Material for this task:
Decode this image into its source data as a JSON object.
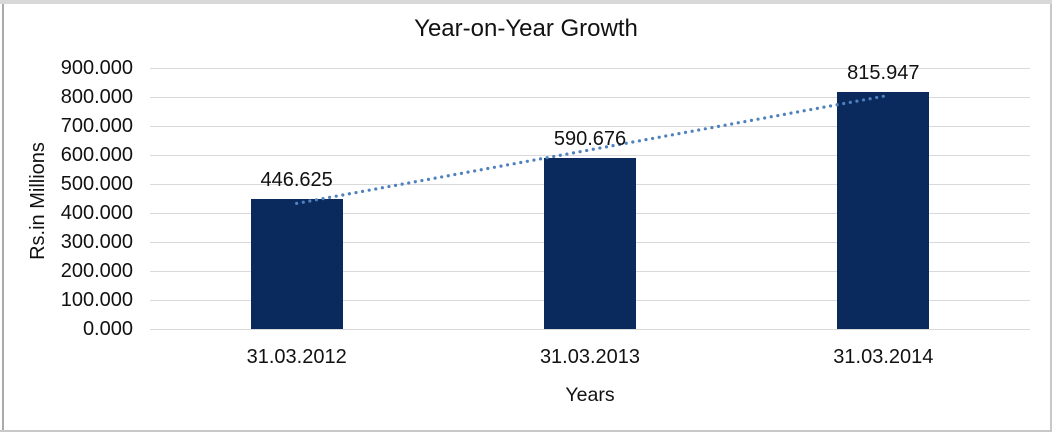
{
  "chart_data": {
    "type": "bar",
    "title": "Year-on-Year Growth",
    "xlabel": "Years",
    "ylabel": "Rs.in Millions",
    "categories": [
      "31.03.2012",
      "31.03.2013",
      "31.03.2014"
    ],
    "values": [
      446.625,
      590.676,
      815.947
    ],
    "value_labels": [
      "446.625",
      "590.676",
      "815.947"
    ],
    "yticks": [
      {
        "value": 0,
        "label": "0.000"
      },
      {
        "value": 100,
        "label": "100.000"
      },
      {
        "value": 200,
        "label": "200.000"
      },
      {
        "value": 300,
        "label": "300.000"
      },
      {
        "value": 400,
        "label": "400.000"
      },
      {
        "value": 500,
        "label": "500.000"
      },
      {
        "value": 600,
        "label": "600.000"
      },
      {
        "value": 700,
        "label": "700.000"
      },
      {
        "value": 800,
        "label": "800.000"
      },
      {
        "value": 900,
        "label": "900.000"
      }
    ],
    "ylim": [
      0,
      900
    ],
    "grid": true,
    "legend": "none",
    "trendline": {
      "type": "linear",
      "style": "dotted"
    },
    "colors": {
      "bar": "#0a2a5e",
      "trendline": "#4e81bd",
      "gridline": "#d9d9d9",
      "text": "#111111",
      "frame": "#c8c8c8"
    }
  }
}
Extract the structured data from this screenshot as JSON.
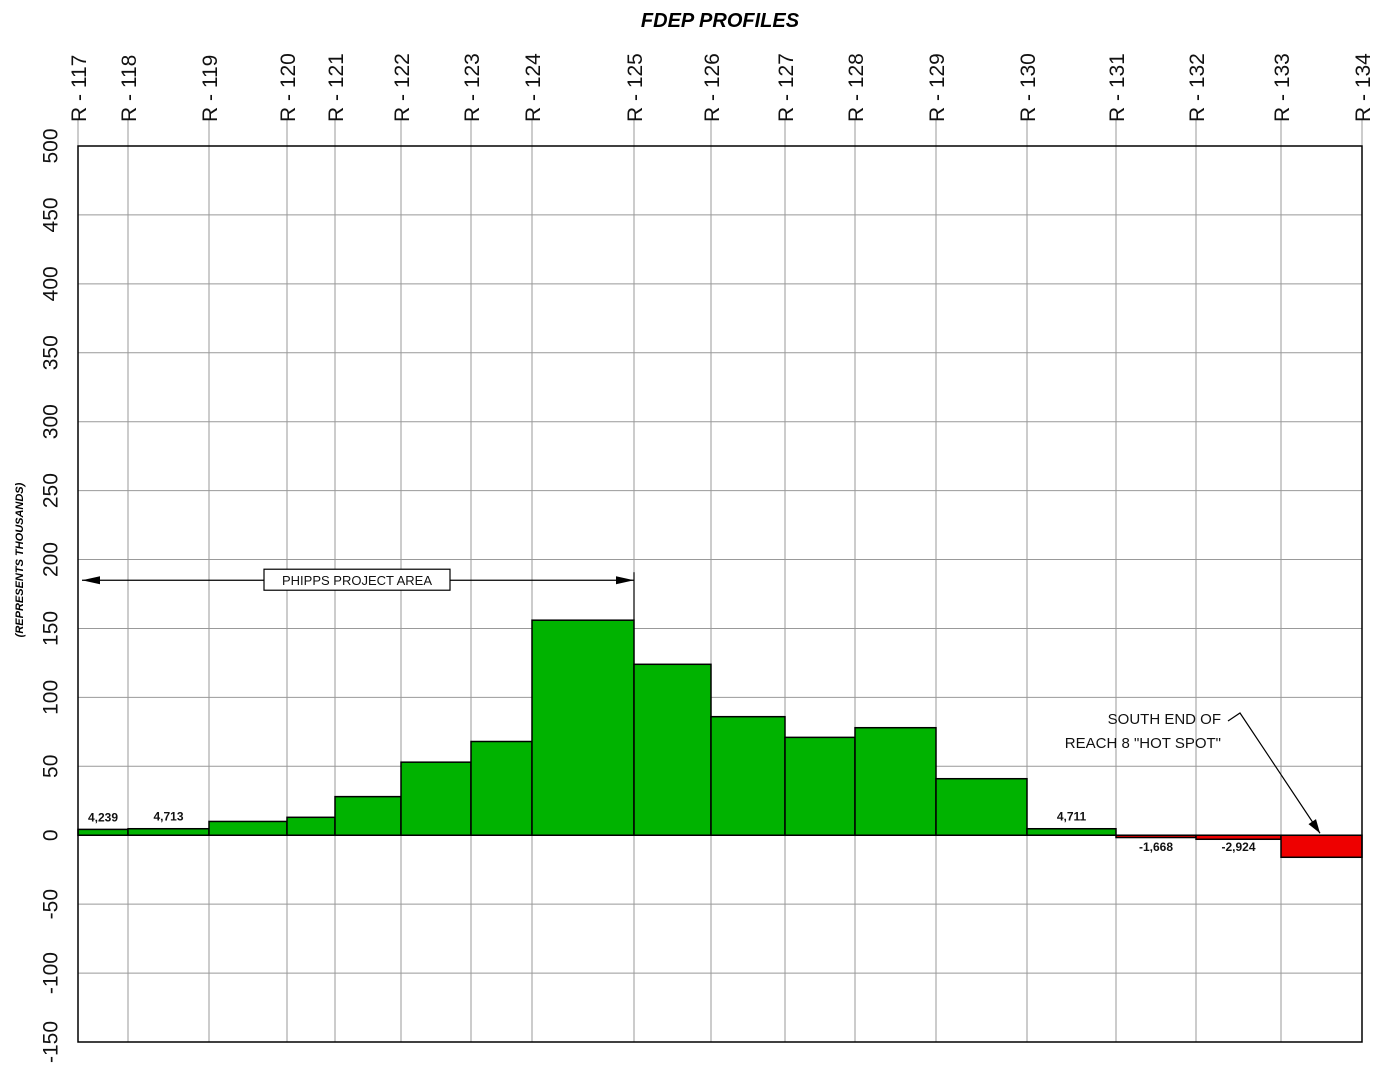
{
  "chart_data": {
    "type": "bar",
    "title": "FDEP PROFILES",
    "ylabel": "(REPRESENTS THOUSANDS)",
    "xlabel": "",
    "ylim": [
      -150,
      500
    ],
    "y_ticks": [
      500,
      450,
      400,
      350,
      300,
      250,
      200,
      150,
      100,
      50,
      0,
      -50,
      -100,
      -150
    ],
    "profiles": [
      "R - 117",
      "R - 118",
      "R - 119",
      "R - 120",
      "R - 121",
      "R - 122",
      "R - 123",
      "R - 124",
      "R - 125",
      "R - 126",
      "R - 127",
      "R - 128",
      "R - 129",
      "R - 130",
      "R - 131",
      "R - 132",
      "R - 133",
      "R - 134"
    ],
    "bars": [
      {
        "from": "R - 117",
        "to": "R - 118",
        "value": 4.239,
        "label": "4,239"
      },
      {
        "from": "R - 118",
        "to": "R - 119",
        "value": 4.713,
        "label": "4,713"
      },
      {
        "from": "R - 119",
        "to": "R - 120",
        "value": 10,
        "label": ""
      },
      {
        "from": "R - 120",
        "to": "R - 121",
        "value": 13,
        "label": ""
      },
      {
        "from": "R - 121",
        "to": "R - 122",
        "value": 28,
        "label": ""
      },
      {
        "from": "R - 122",
        "to": "R - 123",
        "value": 53,
        "label": ""
      },
      {
        "from": "R - 123",
        "to": "R - 124",
        "value": 68,
        "label": ""
      },
      {
        "from": "R - 124",
        "to": "R - 125",
        "value": 156,
        "label": ""
      },
      {
        "from": "R - 125",
        "to": "R - 126",
        "value": 124,
        "label": ""
      },
      {
        "from": "R - 126",
        "to": "R - 127",
        "value": 86,
        "label": ""
      },
      {
        "from": "R - 127",
        "to": "R - 128",
        "value": 71,
        "label": ""
      },
      {
        "from": "R - 128",
        "to": "R - 129",
        "value": 78,
        "label": ""
      },
      {
        "from": "R - 129",
        "to": "R - 130",
        "value": 41,
        "label": ""
      },
      {
        "from": "R - 130",
        "to": "R - 131",
        "value": 4.711,
        "label": "4,711"
      },
      {
        "from": "R - 131",
        "to": "R - 132",
        "value": -1.668,
        "label": "-1,668"
      },
      {
        "from": "R - 132",
        "to": "R - 133",
        "value": -2.924,
        "label": "-2,924"
      },
      {
        "from": "R - 133",
        "to": "R - 134",
        "value": -16,
        "label": ""
      }
    ],
    "colors": {
      "positive": "#00b300",
      "negative": "#ee0000",
      "grid": "#999999",
      "frame": "#000000"
    },
    "grid": true,
    "annotations": {
      "project_area": {
        "text": "PHIPPS PROJECT AREA",
        "from": "R - 117",
        "to": "R - 125",
        "y": 185
      },
      "hot_spot": {
        "line1": "SOUTH END OF",
        "line2": "REACH 8 \"HOT SPOT\"",
        "target": "R - 133"
      }
    }
  }
}
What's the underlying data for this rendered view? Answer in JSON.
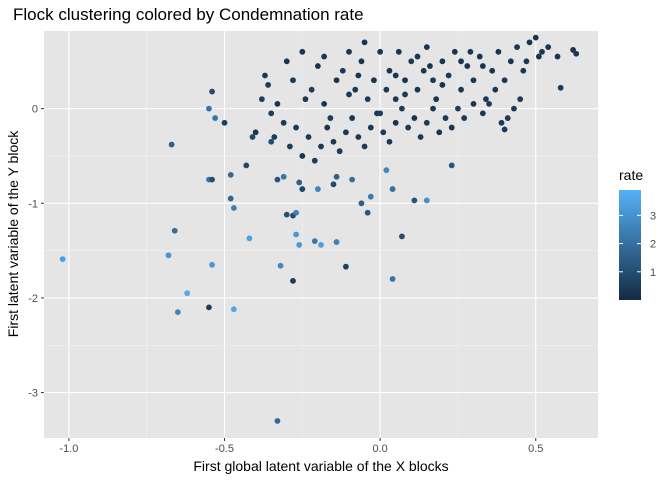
{
  "chart_data": {
    "type": "scatter",
    "title": "Flock clustering colored by Condemnation rate",
    "xlabel": "First global latent variable of the X blocks",
    "ylabel": "First latent variable of the Y block",
    "xlim": [
      -1.08,
      0.7
    ],
    "ylim": [
      -3.48,
      0.82
    ],
    "x_ticks": [
      {
        "value": -1.0,
        "label": "-1.0"
      },
      {
        "value": -0.5,
        "label": "-0.5"
      },
      {
        "value": 0.0,
        "label": "0.0"
      },
      {
        "value": 0.5,
        "label": "0.5"
      }
    ],
    "y_ticks": [
      {
        "value": -3,
        "label": "-3"
      },
      {
        "value": -2,
        "label": "-2"
      },
      {
        "value": -1,
        "label": "-1"
      },
      {
        "value": 0,
        "label": "0"
      }
    ],
    "grid": true,
    "background": "#e5e5e5",
    "legend": {
      "title": "rate",
      "position": "right",
      "range": [
        0,
        3.9
      ],
      "ticks": [
        {
          "value": 1,
          "label": "1"
        },
        {
          "value": 2,
          "label": "2"
        },
        {
          "value": 3,
          "label": "3"
        }
      ],
      "color_low": "#132b43",
      "color_high": "#56b1f7"
    },
    "points": [
      [
        -1.02,
        -1.59,
        3.4
      ],
      [
        -0.67,
        -0.38,
        1.6
      ],
      [
        -0.68,
        -1.55,
        3.1
      ],
      [
        -0.66,
        -1.29,
        2.0
      ],
      [
        -0.65,
        -2.15,
        2.6
      ],
      [
        -0.62,
        -1.95,
        3.7
      ],
      [
        -0.55,
        -2.1,
        0.5
      ],
      [
        -0.54,
        -1.65,
        3.2
      ],
      [
        -0.47,
        -2.12,
        3.6
      ],
      [
        -0.55,
        -0.75,
        2.2
      ],
      [
        -0.54,
        -0.75,
        1.0
      ],
      [
        -0.53,
        -0.1,
        2.2
      ],
      [
        -0.54,
        0.18,
        1.0
      ],
      [
        -0.55,
        0.0,
        2.1
      ],
      [
        -0.5,
        -0.15,
        0.6
      ],
      [
        -0.48,
        -0.95,
        1.7
      ],
      [
        -0.47,
        -1.05,
        2.4
      ],
      [
        -0.42,
        -1.37,
        3.4
      ],
      [
        -0.48,
        -0.7,
        1.8
      ],
      [
        -0.43,
        -0.6,
        0.8
      ],
      [
        -0.35,
        -0.35,
        1.0
      ],
      [
        -0.34,
        -0.3,
        0.5
      ],
      [
        -0.33,
        -0.75,
        1.2
      ],
      [
        -0.31,
        -0.72,
        2.2
      ],
      [
        -0.33,
        -3.3,
        1.8
      ],
      [
        -0.32,
        -1.66,
        2.7
      ],
      [
        -0.28,
        -1.82,
        0.4
      ],
      [
        -0.27,
        -1.33,
        3.1
      ],
      [
        -0.26,
        -1.44,
        3.2
      ],
      [
        -0.28,
        -1.13,
        1.0
      ],
      [
        -0.3,
        -1.12,
        1.1
      ],
      [
        -0.27,
        -1.1,
        2.5
      ],
      [
        -0.26,
        -0.78,
        1.5
      ],
      [
        -0.25,
        -0.85,
        0.8
      ],
      [
        -0.21,
        -1.4,
        2.2
      ],
      [
        -0.19,
        -1.44,
        3.4
      ],
      [
        -0.2,
        -0.85,
        2.6
      ],
      [
        -0.14,
        -1.41,
        2.5
      ],
      [
        -0.11,
        -1.67,
        0.6
      ],
      [
        -0.15,
        -0.8,
        0.9
      ],
      [
        -0.14,
        -0.72,
        1.6
      ],
      [
        -0.09,
        -0.75,
        2.0
      ],
      [
        -0.06,
        -1.0,
        1.5
      ],
      [
        -0.04,
        -1.1,
        1.3
      ],
      [
        -0.03,
        -0.93,
        2.3
      ],
      [
        0.04,
        -1.8,
        2.1
      ],
      [
        0.07,
        -1.35,
        1.0
      ],
      [
        0.11,
        -0.97,
        1.2
      ],
      [
        0.15,
        -0.97,
        2.8
      ],
      [
        0.23,
        -0.6,
        1.3
      ],
      [
        0.04,
        -0.85,
        2.0
      ],
      [
        0.02,
        -0.65,
        2.7
      ],
      [
        -0.37,
        0.35,
        0.5
      ],
      [
        -0.36,
        0.25,
        0.5
      ],
      [
        -0.38,
        0.1,
        0.6
      ],
      [
        -0.4,
        -0.25,
        0.4
      ],
      [
        -0.41,
        -0.3,
        0.8
      ],
      [
        -0.3,
        0.5,
        0.3
      ],
      [
        -0.28,
        0.3,
        0.4
      ],
      [
        -0.25,
        0.6,
        0.3
      ],
      [
        -0.24,
        0.1,
        0.4
      ],
      [
        -0.22,
        0.2,
        0.5
      ],
      [
        -0.2,
        0.45,
        0.3
      ],
      [
        -0.18,
        0.55,
        0.4
      ],
      [
        -0.16,
        -0.1,
        0.5
      ],
      [
        -0.14,
        0.3,
        0.3
      ],
      [
        -0.12,
        0.4,
        0.4
      ],
      [
        -0.1,
        0.6,
        0.3
      ],
      [
        -0.08,
        0.2,
        0.4
      ],
      [
        -0.06,
        0.5,
        0.3
      ],
      [
        -0.05,
        0.7,
        0.3
      ],
      [
        -0.04,
        0.1,
        0.5
      ],
      [
        -0.02,
        0.3,
        0.3
      ],
      [
        0.0,
        0.6,
        0.3
      ],
      [
        0.02,
        0.2,
        0.4
      ],
      [
        0.03,
        0.4,
        0.3
      ],
      [
        0.05,
        0.1,
        0.4
      ],
      [
        0.06,
        0.6,
        0.3
      ],
      [
        0.08,
        0.3,
        0.3
      ],
      [
        0.1,
        0.5,
        0.4
      ],
      [
        0.12,
        0.2,
        0.3
      ],
      [
        0.14,
        0.4,
        0.4
      ],
      [
        0.15,
        0.65,
        0.3
      ],
      [
        0.17,
        0.3,
        0.4
      ],
      [
        0.18,
        0.1,
        0.3
      ],
      [
        0.2,
        0.5,
        0.3
      ],
      [
        0.22,
        0.35,
        0.4
      ],
      [
        0.24,
        0.6,
        0.3
      ],
      [
        0.26,
        0.2,
        0.4
      ],
      [
        0.28,
        0.45,
        0.3
      ],
      [
        0.3,
        0.3,
        0.4
      ],
      [
        0.32,
        0.55,
        0.3
      ],
      [
        0.34,
        0.1,
        0.4
      ],
      [
        0.36,
        0.4,
        0.3
      ],
      [
        0.38,
        0.6,
        0.3
      ],
      [
        0.4,
        0.3,
        0.4
      ],
      [
        0.42,
        0.5,
        0.3
      ],
      [
        0.44,
        0.65,
        0.3
      ],
      [
        0.46,
        0.4,
        0.4
      ],
      [
        0.48,
        0.7,
        0.3
      ],
      [
        0.5,
        0.75,
        0.3
      ],
      [
        0.52,
        0.6,
        0.4
      ],
      [
        0.54,
        0.65,
        0.3
      ],
      [
        0.57,
        0.55,
        0.3
      ],
      [
        0.58,
        0.22,
        0.5
      ],
      [
        0.62,
        0.62,
        0.3
      ],
      [
        0.63,
        0.58,
        0.4
      ],
      [
        0.45,
        0.1,
        0.5
      ],
      [
        0.43,
        0.0,
        0.4
      ],
      [
        0.41,
        -0.1,
        0.5
      ],
      [
        0.39,
        -0.15,
        0.4
      ],
      [
        0.4,
        -0.22,
        0.5
      ],
      [
        0.33,
        -0.05,
        0.4
      ],
      [
        0.3,
        0.05,
        0.3
      ],
      [
        0.27,
        -0.1,
        0.4
      ],
      [
        0.25,
        0.0,
        0.5
      ],
      [
        0.23,
        -0.2,
        0.3
      ],
      [
        0.21,
        -0.1,
        0.4
      ],
      [
        0.19,
        -0.25,
        0.3
      ],
      [
        0.17,
        0.0,
        0.4
      ],
      [
        0.15,
        -0.15,
        0.5
      ],
      [
        0.13,
        -0.3,
        0.4
      ],
      [
        0.11,
        -0.1,
        0.3
      ],
      [
        0.09,
        -0.2,
        0.4
      ],
      [
        0.07,
        0.0,
        0.5
      ],
      [
        0.05,
        -0.15,
        0.3
      ],
      [
        0.03,
        -0.35,
        0.4
      ],
      [
        0.01,
        -0.25,
        0.5
      ],
      [
        -0.01,
        -0.05,
        0.3
      ],
      [
        -0.03,
        -0.2,
        0.4
      ],
      [
        -0.05,
        -0.4,
        0.5
      ],
      [
        -0.07,
        -0.3,
        0.4
      ],
      [
        -0.09,
        -0.1,
        0.3
      ],
      [
        -0.11,
        -0.25,
        0.4
      ],
      [
        -0.13,
        -0.45,
        0.5
      ],
      [
        -0.15,
        -0.35,
        0.4
      ],
      [
        -0.17,
        -0.2,
        0.3
      ],
      [
        -0.19,
        -0.4,
        0.4
      ],
      [
        -0.21,
        -0.55,
        0.5
      ],
      [
        -0.23,
        -0.3,
        0.4
      ],
      [
        -0.25,
        -0.5,
        0.3
      ],
      [
        -0.27,
        -0.2,
        0.4
      ],
      [
        -0.29,
        -0.4,
        0.5
      ],
      [
        -0.31,
        -0.15,
        0.4
      ],
      [
        -0.33,
        0.05,
        0.3
      ],
      [
        -0.35,
        -0.05,
        0.5
      ],
      [
        0.05,
        0.35,
        0.3
      ],
      [
        0.12,
        0.55,
        0.4
      ],
      [
        0.2,
        0.25,
        0.3
      ],
      [
        0.26,
        0.5,
        0.3
      ],
      [
        0.33,
        0.45,
        0.3
      ],
      [
        0.37,
        0.2,
        0.4
      ],
      [
        0.47,
        0.5,
        0.4
      ],
      [
        0.51,
        0.55,
        0.3
      ],
      [
        -0.1,
        0.15,
        0.4
      ],
      [
        -0.18,
        0.05,
        0.3
      ],
      [
        0.0,
        -0.05,
        0.5
      ],
      [
        0.08,
        0.15,
        0.4
      ],
      [
        -0.07,
        0.35,
        0.3
      ],
      [
        0.16,
        0.45,
        0.3
      ],
      [
        0.29,
        0.6,
        0.4
      ],
      [
        0.35,
        0.05,
        0.5
      ]
    ]
  }
}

Directions: List the lines that contain the word "variable".

Written answer:
    "xlabel": "First global latent variable of the X blocks",
    "ylabel": "First latent variable of the Y block",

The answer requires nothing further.